** begin **

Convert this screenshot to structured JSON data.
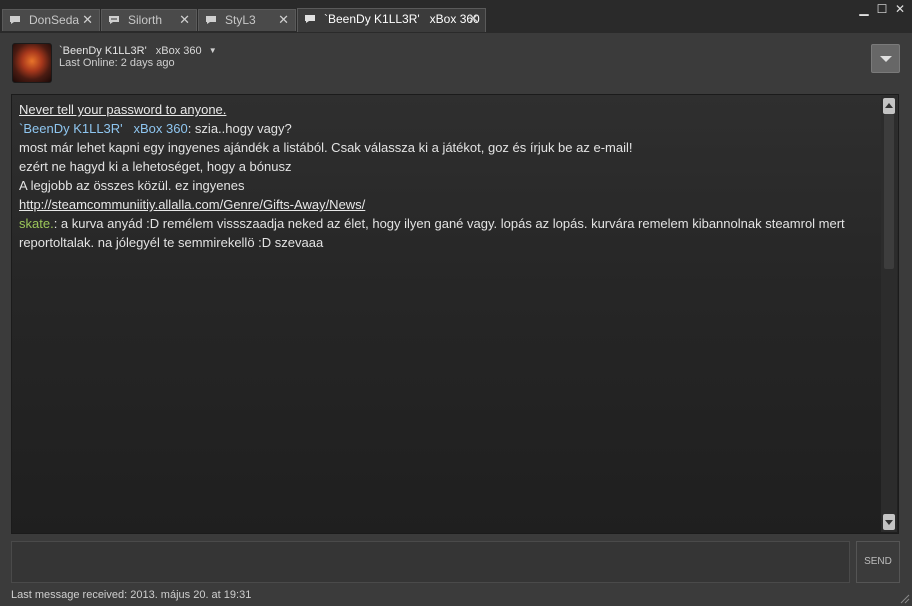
{
  "tabs": [
    {
      "label": "DonSeda",
      "close": "✕"
    },
    {
      "label": "Silorth",
      "close": "✕"
    },
    {
      "label": "StyL3",
      "close": "✕"
    },
    {
      "label": "`BeenDy K1LL3R'   xBox 360",
      "close": "✕"
    }
  ],
  "window_controls": {
    "minimize": "▁",
    "maximize": "☐",
    "close": "✕"
  },
  "header": {
    "name": "`BeenDy K1LL3R'",
    "game": "xBox 360",
    "caret": "▼",
    "last_online": "Last Online: 2 days ago"
  },
  "chat": {
    "warning": "Never tell your password to anyone.",
    "friend_name": "`BeenDy K1LL3R'   xBox 360",
    "msg1": ": szia..hogy vagy?",
    "line2": "most már lehet kapni egy ingyenes ajándék a listából. Csak válassza ki a játékot, goz és írjuk be az e-mail!",
    "line3": "ezért ne hagyd ki a lehetoséget, hogy a bónusz",
    "line4": "A legjobb az összes közül. ez ingyenes",
    "link": "http://steamcommuniitiy.allalla.com/Genre/Gifts-Away/News/",
    "self_name": "skate.",
    "self_msg": ": a kurva anyád :D remélem vissszaadja neked az élet, hogy ilyen gané vagy. lopás az lopás. kurvára remelem kibannolnak steamrol mert reportoltalak. na jólegyél te semmirekellö :D szevaaa"
  },
  "input": {
    "value": "",
    "send_label": "SEND"
  },
  "status": "Last message received: 2013. május 20. at 19:31",
  "colors": {
    "friend": "#8fc6f0",
    "self": "#9bc659",
    "background": "#3b3b3b"
  }
}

** end **

From the entries above, extract each line containing "BeenDy".

### Solution to this problem:
      "label": "`BeenDy K1LL3R'   xBox 360",
    "name": "`BeenDy K1LL3R'",
    "friend_name": "`BeenDy K1LL3R'   xBox 360",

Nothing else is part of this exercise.